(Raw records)

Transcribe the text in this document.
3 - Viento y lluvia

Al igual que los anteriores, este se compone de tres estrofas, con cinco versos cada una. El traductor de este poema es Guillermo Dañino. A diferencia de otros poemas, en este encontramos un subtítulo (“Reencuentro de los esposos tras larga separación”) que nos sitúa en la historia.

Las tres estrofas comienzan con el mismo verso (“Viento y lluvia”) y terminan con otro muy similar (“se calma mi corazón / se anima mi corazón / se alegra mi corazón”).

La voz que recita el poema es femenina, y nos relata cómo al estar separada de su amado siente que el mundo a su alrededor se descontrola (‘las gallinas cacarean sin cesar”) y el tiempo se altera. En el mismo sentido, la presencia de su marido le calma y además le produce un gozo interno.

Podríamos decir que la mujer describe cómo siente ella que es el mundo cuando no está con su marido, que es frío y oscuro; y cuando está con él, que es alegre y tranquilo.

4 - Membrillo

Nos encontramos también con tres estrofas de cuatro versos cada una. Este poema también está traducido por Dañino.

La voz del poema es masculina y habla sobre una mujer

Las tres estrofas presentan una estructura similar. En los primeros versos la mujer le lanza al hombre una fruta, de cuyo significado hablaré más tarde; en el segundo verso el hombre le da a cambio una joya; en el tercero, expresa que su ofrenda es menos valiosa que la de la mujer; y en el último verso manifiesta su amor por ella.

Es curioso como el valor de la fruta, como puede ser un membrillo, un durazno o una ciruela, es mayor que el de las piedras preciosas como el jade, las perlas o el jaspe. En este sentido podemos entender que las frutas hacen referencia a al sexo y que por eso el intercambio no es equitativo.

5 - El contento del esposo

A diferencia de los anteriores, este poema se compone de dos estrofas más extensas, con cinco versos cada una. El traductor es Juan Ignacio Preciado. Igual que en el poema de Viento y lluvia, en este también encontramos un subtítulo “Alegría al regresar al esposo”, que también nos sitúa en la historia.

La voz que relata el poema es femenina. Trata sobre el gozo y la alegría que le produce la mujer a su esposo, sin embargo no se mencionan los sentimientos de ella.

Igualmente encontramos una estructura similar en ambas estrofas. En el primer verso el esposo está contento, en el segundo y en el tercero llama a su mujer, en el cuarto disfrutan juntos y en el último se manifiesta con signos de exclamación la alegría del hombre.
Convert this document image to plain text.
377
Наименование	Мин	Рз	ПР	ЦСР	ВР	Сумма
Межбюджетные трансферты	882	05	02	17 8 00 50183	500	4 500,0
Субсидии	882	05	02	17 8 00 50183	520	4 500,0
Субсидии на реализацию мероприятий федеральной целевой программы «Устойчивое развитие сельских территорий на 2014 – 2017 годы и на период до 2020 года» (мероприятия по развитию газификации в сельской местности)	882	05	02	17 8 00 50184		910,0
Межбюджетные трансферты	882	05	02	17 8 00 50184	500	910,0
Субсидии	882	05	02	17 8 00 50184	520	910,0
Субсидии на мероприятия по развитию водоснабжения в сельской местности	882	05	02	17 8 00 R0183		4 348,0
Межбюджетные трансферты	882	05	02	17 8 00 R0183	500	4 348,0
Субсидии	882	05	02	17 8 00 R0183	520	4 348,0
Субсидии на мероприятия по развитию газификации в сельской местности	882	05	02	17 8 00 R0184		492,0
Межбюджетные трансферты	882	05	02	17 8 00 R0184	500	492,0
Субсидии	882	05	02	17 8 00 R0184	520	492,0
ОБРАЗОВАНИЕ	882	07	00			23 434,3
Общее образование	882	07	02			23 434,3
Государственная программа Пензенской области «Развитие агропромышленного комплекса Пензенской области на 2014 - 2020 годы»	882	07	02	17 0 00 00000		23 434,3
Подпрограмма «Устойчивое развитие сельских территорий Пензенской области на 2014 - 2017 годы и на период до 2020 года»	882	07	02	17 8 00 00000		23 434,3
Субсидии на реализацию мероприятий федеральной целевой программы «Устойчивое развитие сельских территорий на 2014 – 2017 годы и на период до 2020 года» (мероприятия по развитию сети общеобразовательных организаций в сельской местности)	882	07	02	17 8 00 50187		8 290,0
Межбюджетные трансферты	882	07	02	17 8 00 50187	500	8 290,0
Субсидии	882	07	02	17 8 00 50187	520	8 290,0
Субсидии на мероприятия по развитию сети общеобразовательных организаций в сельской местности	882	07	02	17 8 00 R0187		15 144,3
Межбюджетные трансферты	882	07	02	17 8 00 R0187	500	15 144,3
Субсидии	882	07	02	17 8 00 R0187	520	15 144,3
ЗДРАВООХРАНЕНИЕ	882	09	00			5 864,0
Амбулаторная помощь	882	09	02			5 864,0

INSTRUCTION - Make a verbatim copy of every entry shown above.

TASK ANSWER -
Transcribe the text in this document.
3 - Viento y lluvia

Al igual que los anteriores, este se compone de tres estrofas, con cinco versos cada una. El traductor de este poema es Guillermo Dañino. A diferencia de otros poemas, en este encontramos un subtítulo (“Reencuentro de los esposos tras larga separación”) que nos sitúa en la historia.

Las tres estrofas comienzan con el mismo verso (“Viento y lluvia”) y terminan con otro muy similar (“se calma mi corazón / se anima mi corazón / se alegra mi corazón”).

La voz que recita el poema es femenina, y nos relata cómo al estar separada de su amado siente que el mundo a su alrededor se descontrola (‘las gallinas cacarean sin cesar”) y el tiempo se altera. En el mismo sentido, la presencia de su marido le calma y además le produce un gozo interno.

Podríamos decir que la mujer describe cómo siente ella que es el mundo cuando no está con su marido, que es frío y oscuro; y cuando está con él, que es alegre y tranquilo.

4 - Membrillo

Nos encontramos también con tres estrofas de cuatro versos cada una. Este poema también está traducido por Dañino.

La voz del poema es masculina y habla sobre una mujer

Las tres estrofas presentan una estructura similar. En los primeros versos la mujer le lanza al hombre una fruta, de cuyo significado hablaré más tarde; en el segundo verso el hombre le da a cambio una joya; en el tercero, expresa que su ofrenda es menos valiosa que la de la mujer; y en el último verso manifiesta su amor por ella.

Es curioso como el valor de la fruta, como puede ser un membrillo, un durazno o una ciruela, es mayor que el de las piedras preciosas como el jade, las perlas o el jaspe. En este sentido podemos entender que las frutas hacen referencia a al sexo y que por eso el intercambio no es equitativo.

5 - El contento del esposo

A diferencia de los anteriores, este poema se compone de dos estrofas más extensas, con cinco versos cada una. El traductor es Juan Ignacio Preciado. Igual que en el poema de Viento y lluvia, en este también encontramos un subtítulo “Alegría al regresar al esposo”, que también nos sitúa en la historia.

La voz que relata el poema es femenina. Trata sobre el gozo y la alegría que le produce la mujer a su esposo, sin embargo no se mencionan los sentimientos de ella.

Igualmente encontramos una estructura similar en ambas estrofas. En el primer verso el esposo está contento, en el segundo y en el tercero llama a su mujer, en el cuarto disfrutan juntos y en el último se manifiesta con signos de exclamación la alegría del hombre.
Convert this document image to plain text.
377
Наименование	Мин	Рз	ПР	ЦСР	ВР	Сумма
Межбюджетные трансферты	882	05	02	17 8 00 50183	500	4 500,0
Субсидии	882	05	02	17 8 00 50183	520	4 500,0
Субсидии на реализацию мероприятий федеральной целевой программы «Устойчивое развитие сельских территорий на 2014 – 2017 годы и на период до 2020 года» (мероприятия по развитию газификации в сельской местности)	882	05	02	17 8 00 50184		910,0
Межбюджетные трансферты	882	05	02	17 8 00 50184	500	910,0
Субсидии	882	05	02	17 8 00 50184	520	910,0
Субсидии на мероприятия по развитию водоснабжения в сельской местности	882	05	02	17 8 00 R0183		4 348,0
Межбюджетные трансферты	882	05	02	17 8 00 R0183	500	4 348,0
Субсидии	882	05	02	17 8 00 R0183	520	4 348,0
Субсидии на мероприятия по развитию газификации в сельской местности	882	05	02	17 8 00 R0184		492,0
Межбюджетные трансферты	882	05	02	17 8 00 R0184	500	492,0
Субсидии	882	05	02	17 8 00 R0184	520	492,0
ОБРАЗОВАНИЕ	882	07	00			23 434,3
Общее образование	882	07	02			23 434,3
Государственная программа Пензенской области «Развитие агропромышленного комплекса Пензенской области на 2014 - 2020 годы»	882	07	02	17 0 00 00000		23 434,3
Подпрограмма «Устойчивое развитие сельских территорий Пензенской области на 2014 - 2017 годы и на период до 2020 года»	882	07	02	17 8 00 00000		23 434,3
Субсидии на реализацию мероприятий федеральной целевой программы «Устойчивое развитие сельских территорий на 2014 – 2017 годы и на период до 2020 года» (мероприятия по развитию сети общеобразовательных организаций в сельской местности)	882	07	02	17 8 00 50187		8 290,0
Межбюджетные трансферты	882	07	02	17 8 00 50187	500	8 290,0
Субсидии	882	07	02	17 8 00 50187	520	8 290,0
Субсидии на мероприятия по развитию сети общеобразовательных организаций в сельской местности	882	07	02	17 8 00 R0187		15 144,3
Межбюджетные трансферты	882	07	02	17 8 00 R0187	500	15 144,3
Субсидии	882	07	02	17 8 00 R0187	520	15 144,3
ЗДРАВООХРАНЕНИЕ	882	09	00			5 864,0
Амбулаторная помощь	882	09	02			5 864,0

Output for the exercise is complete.